■ **Problem details**: Without the pictures, output the records below word for word.

■ **Supplied material**:

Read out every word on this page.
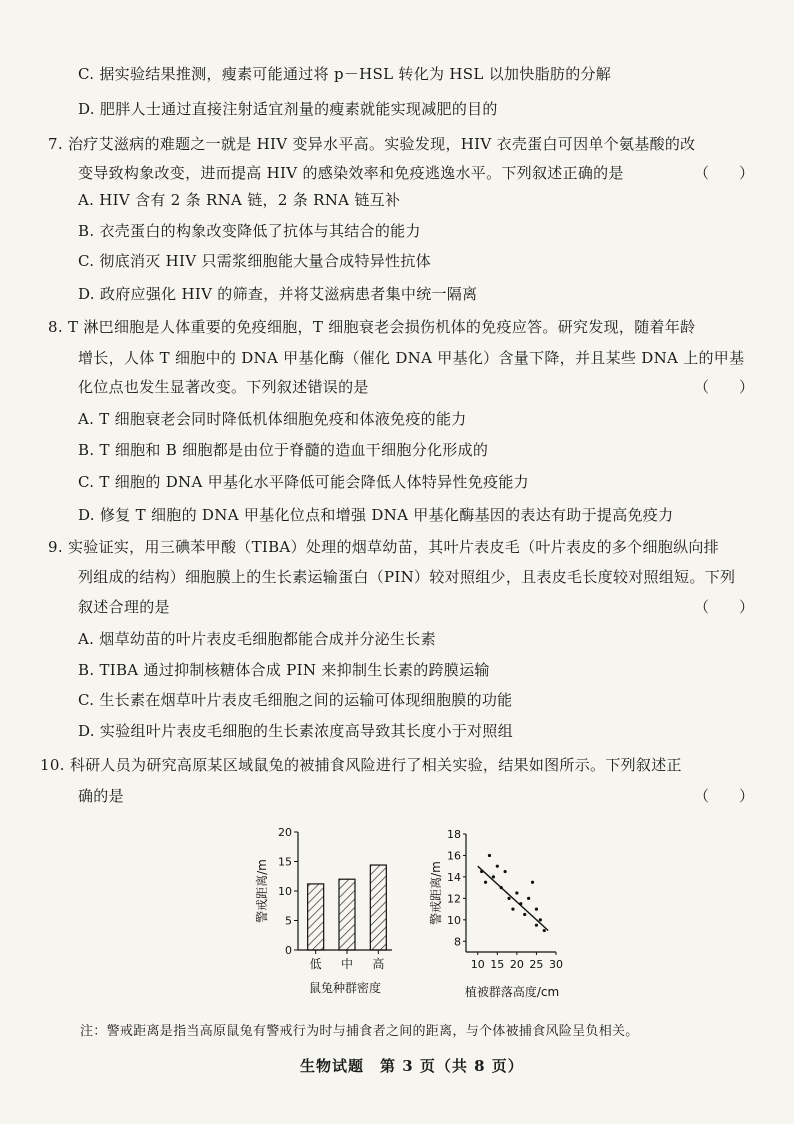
C. 据实验结果推测，瘦素可能通过将 p－HSL 转化为 HSL 以加快脂肪的分解
D. 肥胖人士通过直接注射适宜剂量的瘦素就能实现减肥的目的
7. 治疗艾滋病的难题之一就是 HIV 变异水平高。实验发现，HIV 衣壳蛋白可因单个氨基酸的改
变导致构象改变，进而提高 HIV 的感染效率和免疫逃逸水平。下列叙述正确的是	（　　）
A. HIV 含有 2 条 RNA 链，2 条 RNA 链互补
B. 衣壳蛋白的构象改变降低了抗体与其结合的能力
C. 彻底消灭 HIV 只需浆细胞能大量合成特异性抗体
D. 政府应强化 HIV 的筛查，并将艾滋病患者集中统一隔离
8. T 淋巴细胞是人体重要的免疫细胞，T 细胞衰老会损伤机体的免疫应答。研究发现，随着年龄
增长，人体 T 细胞中的 DNA 甲基化酶（催化 DNA 甲基化）含量下降，并且某些 DNA 上的甲基
化位点也发生显著改变。下列叙述错误的是	（　　）
A. T 细胞衰老会同时降低机体细胞免疫和体液免疫的能力
B. T 细胞和 B 细胞都是由位于脊髓的造血干细胞分化形成的
C. T 细胞的 DNA 甲基化水平降低可能会降低人体特异性免疫能力
D. 修复 T 细胞的 DNA 甲基化位点和增强 DNA 甲基化酶基因的表达有助于提高免疫力
9. 实验证实，用三碘苯甲酸（TIBA）处理的烟草幼苗，其叶片表皮毛（叶片表皮的多个细胞纵向排
列组成的结构）细胞膜上的生长素运输蛋白（PIN）较对照组少，且表皮毛长度较对照组短。下列
叙述合理的是	（　　）
A. 烟草幼苗的叶片表皮毛细胞都能合成并分泌生长素
B. TIBA 通过抑制核糖体合成 PIN 来抑制生长素的跨膜运输
C. 生长素在烟草叶片表皮毛细胞之间的运输可体现细胞膜的功能
D. 实验组叶片表皮毛细胞的生长素浓度高导致其长度小于对照组
10. 科研人员为研究高原某区域鼠兔的被捕食风险进行了相关实验，结果如图所示。下列叙述正
确的是	（　　）
0
5
10
15
20
低 中 高
鼠兔种群密度
警戒距离/m
8
10
12
14
16
18
10 15 20 25 30
植被群落高度/cm
警戒距离/m
注：警戒距离是指当高原鼠兔有警戒行为时与捕食者之间的距离，与个体被捕食风险呈负相关。
生物试题　第 3 页（共 8 页）
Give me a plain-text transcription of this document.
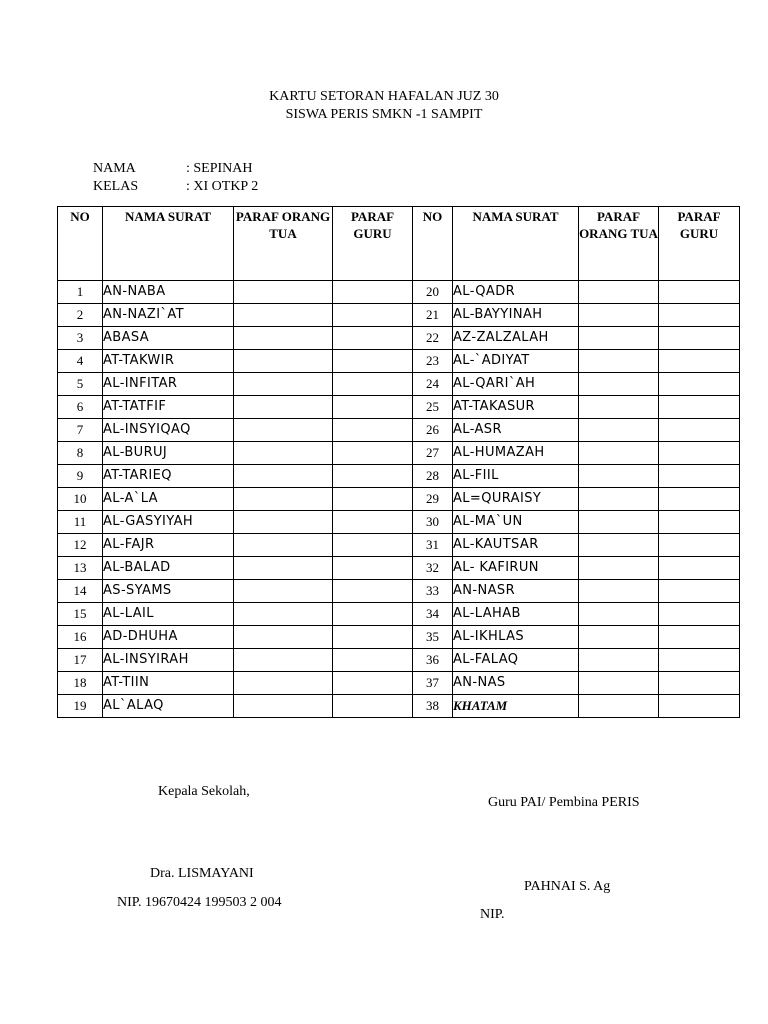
KARTU SETORAN HAFALAN JUZ 30
SISWA PERIS SMKN -1 SAMPIT
NAMA	: SEPINAH
KELAS	: XI OTKP 2
NO	NAMA SURAT	PARAF ORANG TUA	PARAF GURU	NO	NAMA SURAT	PARAF ORANG TUA	PARAF GURU
1	AN-NABA			20	AL-QADR		
2	AN-NAZI`AT			21	AL-BAYYINAH		
3	ABASA			22	AZ-ZALZALAH		
4	AT-TAKWIR			23	AL-`ADIYAT		
5	AL-INFITAR			24	AL-QARI`AH		
6	AT-TATFIF			25	AT-TAKASUR		
7	AL-INSYIQAQ			26	AL-ASR		
8	AL-BURUJ			27	AL-HUMAZAH		
9	AT-TARIEQ			28	AL-FIIL		
10	AL-A`LA			29	AL=QURAISY		
11	AL-GASYIYAH			30	AL-MA`UN		
12	AL-FAJR			31	AL-KAUTSAR		
13	AL-BALAD			32	AL- KAFIRUN		
14	AS-SYAMS			33	AN-NASR		
15	AL-LAIL			34	AL-LAHAB		
16	AD-DHUHA			35	AL-IKHLAS		
17	AL-INSYIRAH			36	AL-FALAQ		
18	AT-TIIN			37	AN-NAS		
19	AL`ALAQ			38	KHATAM		
Kepala Sekolah,
Guru PAI/ Pembina PERIS
Dra. LISMAYANI
PAHNAI S. Ag
NIP. 19670424 199503 2 004
NIP.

■ **Solution for this exercise**:
Read out every word on this page.
C. 据实验结果推测，瘦素可能通过将 p－HSL 转化为 HSL 以加快脂肪的分解
D. 肥胖人士通过直接注射适宜剂量的瘦素就能实现减肥的目的
7. 治疗艾滋病的难题之一就是 HIV 变异水平高。实验发现，HIV 衣壳蛋白可因单个氨基酸的改
变导致构象改变，进而提高 HIV 的感染效率和免疫逃逸水平。下列叙述正确的是	（　　）
A. HIV 含有 2 条 RNA 链，2 条 RNA 链互补
B. 衣壳蛋白的构象改变降低了抗体与其结合的能力
C. 彻底消灭 HIV 只需浆细胞能大量合成特异性抗体
D. 政府应强化 HIV 的筛查，并将艾滋病患者集中统一隔离
8. T 淋巴细胞是人体重要的免疫细胞，T 细胞衰老会损伤机体的免疫应答。研究发现，随着年龄
增长，人体 T 细胞中的 DNA 甲基化酶（催化 DNA 甲基化）含量下降，并且某些 DNA 上的甲基
化位点也发生显著改变。下列叙述错误的是	（　　）
A. T 细胞衰老会同时降低机体细胞免疫和体液免疫的能力
B. T 细胞和 B 细胞都是由位于脊髓的造血干细胞分化形成的
C. T 细胞的 DNA 甲基化水平降低可能会降低人体特异性免疫能力
D. 修复 T 细胞的 DNA 甲基化位点和增强 DNA 甲基化酶基因的表达有助于提高免疫力
9. 实验证实，用三碘苯甲酸（TIBA）处理的烟草幼苗，其叶片表皮毛（叶片表皮的多个细胞纵向排
列组成的结构）细胞膜上的生长素运输蛋白（PIN）较对照组少，且表皮毛长度较对照组短。下列
叙述合理的是	（　　）
A. 烟草幼苗的叶片表皮毛细胞都能合成并分泌生长素
B. TIBA 通过抑制核糖体合成 PIN 来抑制生长素的跨膜运输
C. 生长素在烟草叶片表皮毛细胞之间的运输可体现细胞膜的功能
D. 实验组叶片表皮毛细胞的生长素浓度高导致其长度小于对照组
10. 科研人员为研究高原某区域鼠兔的被捕食风险进行了相关实验，结果如图所示。下列叙述正
确的是	（　　）
0
5
10
15
20
低 中 高
鼠兔种群密度
警戒距离/m
8
10
12
14
16
18
10 15 20 25 30
植被群落高度/cm
警戒距离/m
注：警戒距离是指当高原鼠兔有警戒行为时与捕食者之间的距离，与个体被捕食风险呈负相关。
生物试题　第 3 页（共 8 页）
Give me a plain-text transcription of this document.
KARTU SETORAN HAFALAN JUZ 30
SISWA PERIS SMKN -1 SAMPIT
NAMA	: SEPINAH
KELAS	: XI OTKP 2
NO	NAMA SURAT	PARAF ORANG TUA	PARAF GURU	NO	NAMA SURAT	PARAF ORANG TUA	PARAF GURU
1	AN-NABA			20	AL-QADR		
2	AN-NAZI`AT			21	AL-BAYYINAH		
3	ABASA			22	AZ-ZALZALAH		
4	AT-TAKWIR			23	AL-`ADIYAT		
5	AL-INFITAR			24	AL-QARI`AH		
6	AT-TATFIF			25	AT-TAKASUR		
7	AL-INSYIQAQ			26	AL-ASR		
8	AL-BURUJ			27	AL-HUMAZAH		
9	AT-TARIEQ			28	AL-FIIL		
10	AL-A`LA			29	AL=QURAISY		
11	AL-GASYIYAH			30	AL-MA`UN		
12	AL-FAJR			31	AL-KAUTSAR		
13	AL-BALAD			32	AL- KAFIRUN		
14	AS-SYAMS			33	AN-NASR		
15	AL-LAIL			34	AL-LAHAB		
16	AD-DHUHA			35	AL-IKHLAS		
17	AL-INSYIRAH			36	AL-FALAQ		
18	AT-TIIN			37	AN-NAS		
19	AL`ALAQ			38	KHATAM		
Kepala Sekolah,
Guru PAI/ Pembina PERIS
Dra. LISMAYANI
PAHNAI S. Ag
NIP. 19670424 199503 2 004
NIP.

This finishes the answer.